→ Exercise goal: Copy only the lines between the one containing "Output the text content of this document." and the end of the records, both included, leaving out pictures.

→ Records for the exercise:
______

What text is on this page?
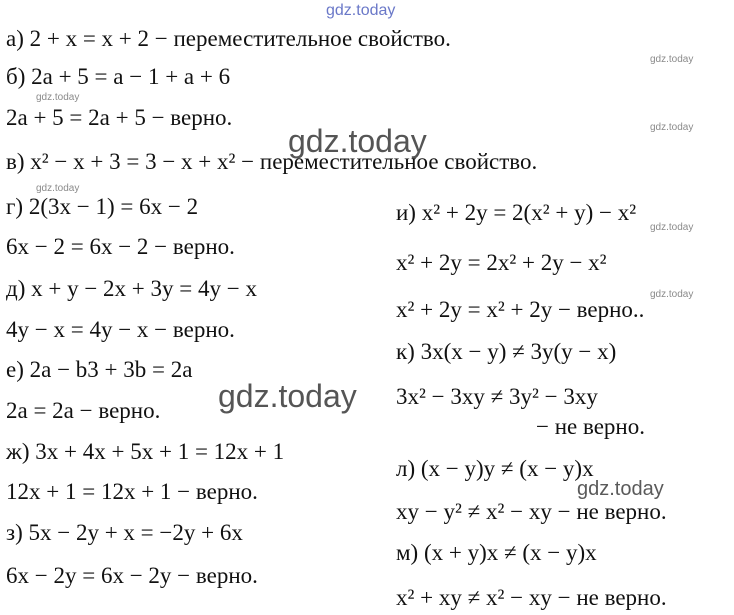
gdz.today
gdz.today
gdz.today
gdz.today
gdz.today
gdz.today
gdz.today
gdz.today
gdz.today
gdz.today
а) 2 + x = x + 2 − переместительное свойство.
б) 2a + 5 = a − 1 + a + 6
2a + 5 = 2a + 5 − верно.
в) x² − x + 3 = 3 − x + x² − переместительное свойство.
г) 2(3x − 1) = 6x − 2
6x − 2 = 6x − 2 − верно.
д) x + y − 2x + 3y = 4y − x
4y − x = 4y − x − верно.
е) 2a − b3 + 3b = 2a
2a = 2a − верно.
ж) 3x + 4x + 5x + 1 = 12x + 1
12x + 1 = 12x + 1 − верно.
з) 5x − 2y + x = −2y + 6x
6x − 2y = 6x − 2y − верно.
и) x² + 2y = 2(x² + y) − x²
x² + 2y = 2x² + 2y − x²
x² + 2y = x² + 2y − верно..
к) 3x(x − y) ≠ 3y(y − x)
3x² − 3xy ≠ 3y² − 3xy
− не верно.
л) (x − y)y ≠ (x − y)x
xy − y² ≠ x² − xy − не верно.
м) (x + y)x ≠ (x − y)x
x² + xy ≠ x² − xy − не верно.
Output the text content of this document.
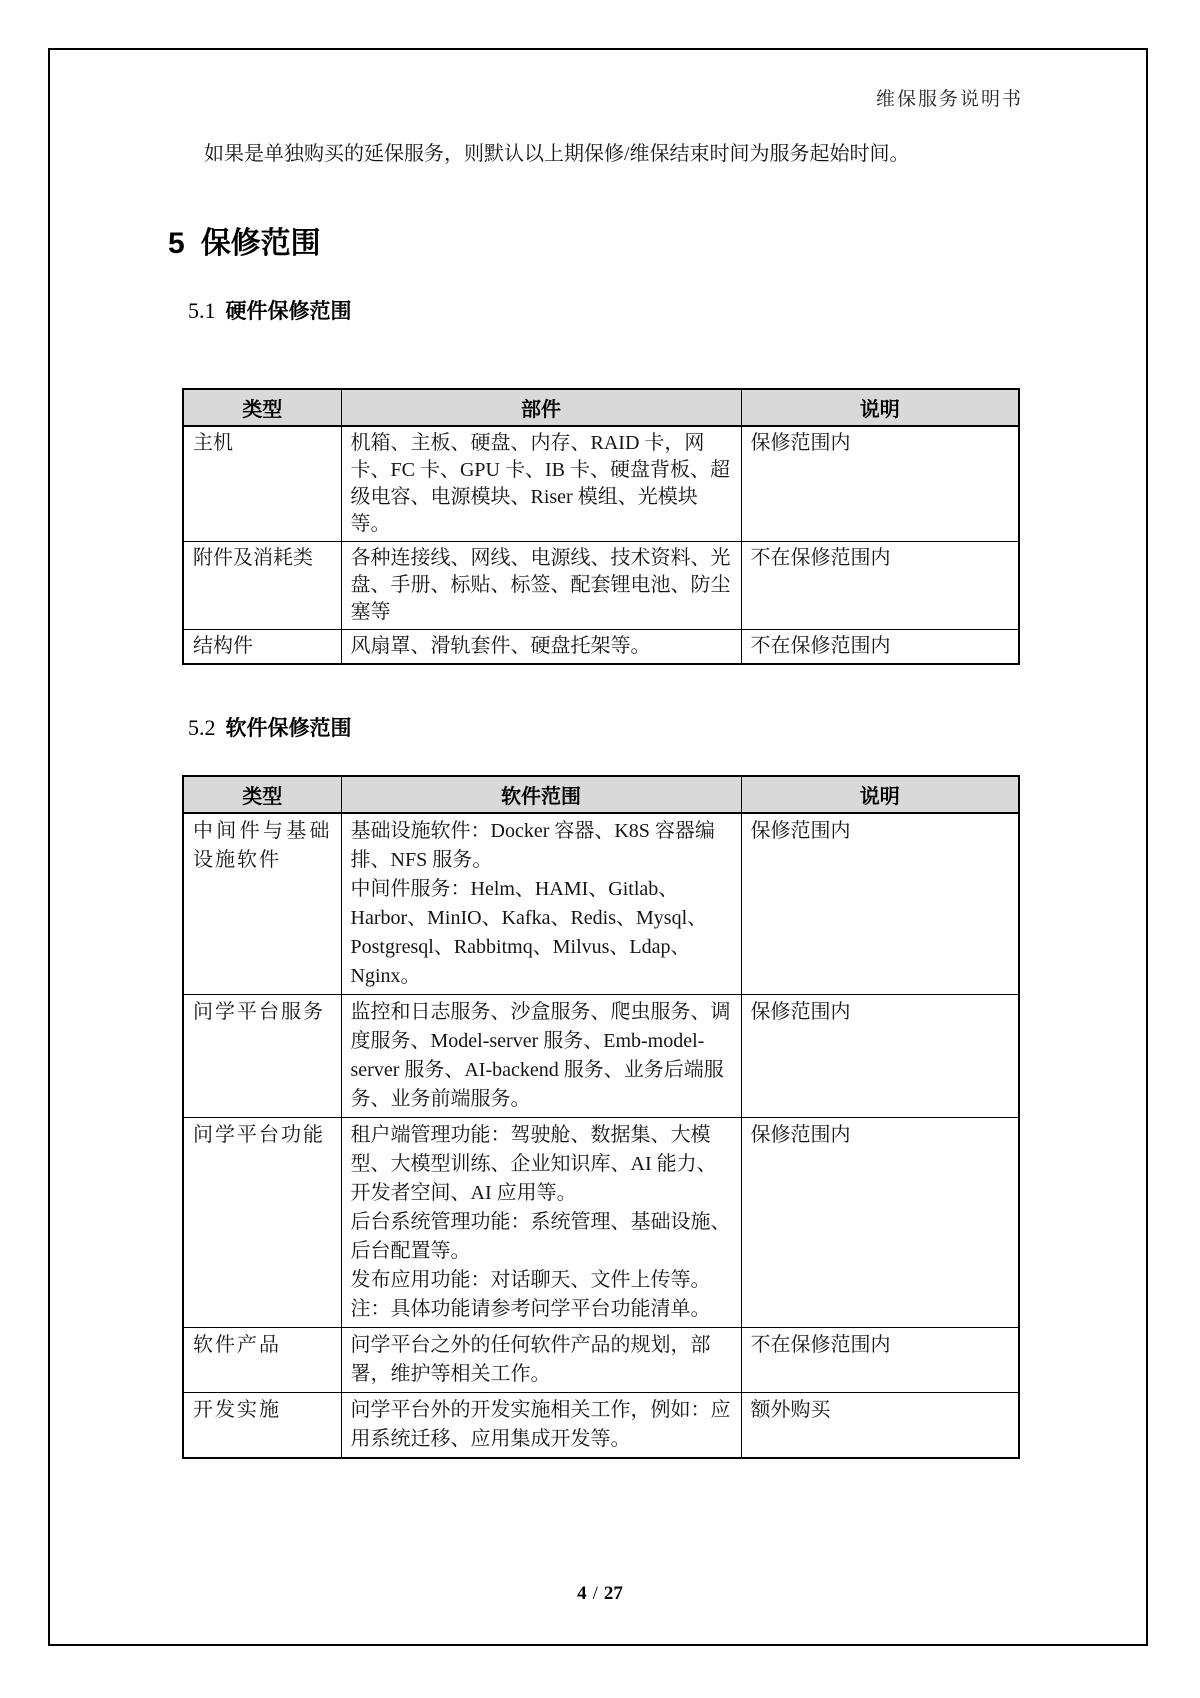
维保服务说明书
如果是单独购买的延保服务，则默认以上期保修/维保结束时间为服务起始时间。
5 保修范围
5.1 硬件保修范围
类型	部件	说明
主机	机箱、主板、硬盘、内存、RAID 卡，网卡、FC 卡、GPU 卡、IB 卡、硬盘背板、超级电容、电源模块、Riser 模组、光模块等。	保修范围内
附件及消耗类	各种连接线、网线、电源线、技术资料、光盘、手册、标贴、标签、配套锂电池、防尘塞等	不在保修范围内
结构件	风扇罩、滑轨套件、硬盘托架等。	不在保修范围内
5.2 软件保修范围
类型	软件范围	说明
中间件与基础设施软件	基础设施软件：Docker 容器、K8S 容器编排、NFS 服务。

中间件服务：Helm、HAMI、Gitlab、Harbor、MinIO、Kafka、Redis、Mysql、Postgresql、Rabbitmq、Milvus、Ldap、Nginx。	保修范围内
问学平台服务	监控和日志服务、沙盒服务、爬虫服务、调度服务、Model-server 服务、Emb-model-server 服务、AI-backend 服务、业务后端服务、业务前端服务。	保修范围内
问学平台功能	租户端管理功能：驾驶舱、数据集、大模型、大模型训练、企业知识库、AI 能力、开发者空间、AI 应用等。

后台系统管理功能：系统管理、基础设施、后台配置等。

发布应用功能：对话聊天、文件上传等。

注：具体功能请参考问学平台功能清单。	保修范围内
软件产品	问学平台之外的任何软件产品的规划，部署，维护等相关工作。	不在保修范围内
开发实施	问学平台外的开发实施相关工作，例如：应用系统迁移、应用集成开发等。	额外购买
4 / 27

______

→ Complete answer:
Output the text content of this document.
维保服务说明书
如果是单独购买的延保服务，则默认以上期保修/维保结束时间为服务起始时间。
5 保修范围
5.1 硬件保修范围
类型	部件	说明
主机	机箱、主板、硬盘、内存、RAID 卡，网卡、FC 卡、GPU 卡、IB 卡、硬盘背板、超级电容、电源模块、Riser 模组、光模块等。	保修范围内
附件及消耗类	各种连接线、网线、电源线、技术资料、光盘、手册、标贴、标签、配套锂电池、防尘塞等	不在保修范围内
结构件	风扇罩、滑轨套件、硬盘托架等。	不在保修范围内
5.2 软件保修范围
类型	软件范围	说明
中间件与基础设施软件	基础设施软件：Docker 容器、K8S 容器编排、NFS 服务。

中间件服务：Helm、HAMI、Gitlab、Harbor、MinIO、Kafka、Redis、Mysql、Postgresql、Rabbitmq、Milvus、Ldap、Nginx。	保修范围内
问学平台服务	监控和日志服务、沙盒服务、爬虫服务、调度服务、Model-server 服务、Emb-model-server 服务、AI-backend 服务、业务后端服务、业务前端服务。	保修范围内
问学平台功能	租户端管理功能：驾驶舱、数据集、大模型、大模型训练、企业知识库、AI 能力、开发者空间、AI 应用等。

后台系统管理功能：系统管理、基础设施、后台配置等。

发布应用功能：对话聊天、文件上传等。

注：具体功能请参考问学平台功能清单。	保修范围内
软件产品	问学平台之外的任何软件产品的规划，部署，维护等相关工作。	不在保修范围内
开发实施	问学平台外的开发实施相关工作，例如：应用系统迁移、应用集成开发等。	额外购买
4 / 27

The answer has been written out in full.